►
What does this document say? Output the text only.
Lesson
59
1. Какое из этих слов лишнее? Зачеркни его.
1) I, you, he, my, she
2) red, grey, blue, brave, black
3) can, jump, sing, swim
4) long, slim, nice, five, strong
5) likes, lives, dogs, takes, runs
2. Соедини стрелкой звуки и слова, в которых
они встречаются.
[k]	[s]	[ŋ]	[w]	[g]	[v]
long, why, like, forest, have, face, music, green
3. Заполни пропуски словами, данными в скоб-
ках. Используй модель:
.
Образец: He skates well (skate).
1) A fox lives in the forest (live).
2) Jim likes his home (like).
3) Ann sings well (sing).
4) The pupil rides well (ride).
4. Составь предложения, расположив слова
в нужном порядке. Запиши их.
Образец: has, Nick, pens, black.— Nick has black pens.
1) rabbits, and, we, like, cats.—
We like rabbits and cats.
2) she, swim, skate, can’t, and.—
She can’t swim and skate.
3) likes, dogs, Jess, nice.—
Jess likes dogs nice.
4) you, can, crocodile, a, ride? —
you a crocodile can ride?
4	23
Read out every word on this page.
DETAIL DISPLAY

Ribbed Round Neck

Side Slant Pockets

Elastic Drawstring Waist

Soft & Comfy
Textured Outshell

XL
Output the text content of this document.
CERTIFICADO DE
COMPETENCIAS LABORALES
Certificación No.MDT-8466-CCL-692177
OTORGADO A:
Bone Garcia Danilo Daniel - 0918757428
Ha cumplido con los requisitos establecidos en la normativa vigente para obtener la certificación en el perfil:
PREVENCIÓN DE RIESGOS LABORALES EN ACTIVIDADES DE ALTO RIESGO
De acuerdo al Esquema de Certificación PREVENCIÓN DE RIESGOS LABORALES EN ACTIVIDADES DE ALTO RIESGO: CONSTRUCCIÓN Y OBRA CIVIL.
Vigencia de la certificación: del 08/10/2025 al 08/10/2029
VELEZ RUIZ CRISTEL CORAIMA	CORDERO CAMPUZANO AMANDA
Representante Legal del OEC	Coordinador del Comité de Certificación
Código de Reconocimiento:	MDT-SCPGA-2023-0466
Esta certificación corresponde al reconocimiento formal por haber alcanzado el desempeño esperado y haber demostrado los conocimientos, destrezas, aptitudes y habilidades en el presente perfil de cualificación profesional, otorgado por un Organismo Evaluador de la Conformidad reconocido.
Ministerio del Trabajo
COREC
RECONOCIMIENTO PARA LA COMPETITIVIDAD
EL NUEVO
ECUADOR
◄
WRITTEN REQUEST:
Print every record exactly as it was given.

RESPONSE TO THE EXERCISE:
What does this document say? Output the text only.
Lesson
59
1. Какое из этих слов лишнее? Зачеркни его.
1) I, you, he, my, she
2) red, grey, blue, brave, black
3) can, jump, sing, swim
4) long, slim, nice, five, strong
5) likes, lives, dogs, takes, runs
2. Соедини стрелкой звуки и слова, в которых
они встречаются.
[k]	[s]	[ŋ]	[w]	[g]	[v]
long, why, like, forest, have, face, music, green
3. Заполни пропуски словами, данными в скоб-
ках. Используй модель:
.
Образец: He skates well (skate).
1) A fox lives in the forest (live).
2) Jim likes his home (like).
3) Ann sings well (sing).
4) The pupil rides well (ride).
4. Составь предложения, расположив слова
в нужном порядке. Запиши их.
Образец: has, Nick, pens, black.— Nick has black pens.
1) rabbits, and, we, like, cats.—
We like rabbits and cats.
2) she, swim, skate, can’t, and.—
She can’t swim and skate.
3) likes, dogs, Jess, nice.—
Jess likes dogs nice.
4) you, can, crocodile, a, ride? —
you a crocodile can ride?
4	23
Read out every word on this page.
DETAIL DISPLAY

Ribbed Round Neck

Side Slant Pockets

Elastic Drawstring Waist

Soft & Comfy
Textured Outshell

XL
Output the text content of this document.
CERTIFICADO DE
COMPETENCIAS LABORALES
Certificación No.MDT-8466-CCL-692177
OTORGADO A:
Bone Garcia Danilo Daniel - 0918757428
Ha cumplido con los requisitos establecidos en la normativa vigente para obtener la certificación en el perfil:
PREVENCIÓN DE RIESGOS LABORALES EN ACTIVIDADES DE ALTO RIESGO
De acuerdo al Esquema de Certificación PREVENCIÓN DE RIESGOS LABORALES EN ACTIVIDADES DE ALTO RIESGO: CONSTRUCCIÓN Y OBRA CIVIL.
Vigencia de la certificación: del 08/10/2025 al 08/10/2029
VELEZ RUIZ CRISTEL CORAIMA	CORDERO CAMPUZANO AMANDA
Representante Legal del OEC	Coordinador del Comité de Certificación
Código de Reconocimiento:	MDT-SCPGA-2023-0466
Esta certificación corresponde al reconocimiento formal por haber alcanzado el desempeño esperado y haber demostrado los conocimientos, destrezas, aptitudes y habilidades en el presente perfil de cualificación profesional, otorgado por un Organismo Evaluador de la Conformidad reconocido.
Ministerio del Trabajo
COREC
RECONOCIMIENTO PARA LA COMPETITIVIDAD
EL NUEVO
ECUADOR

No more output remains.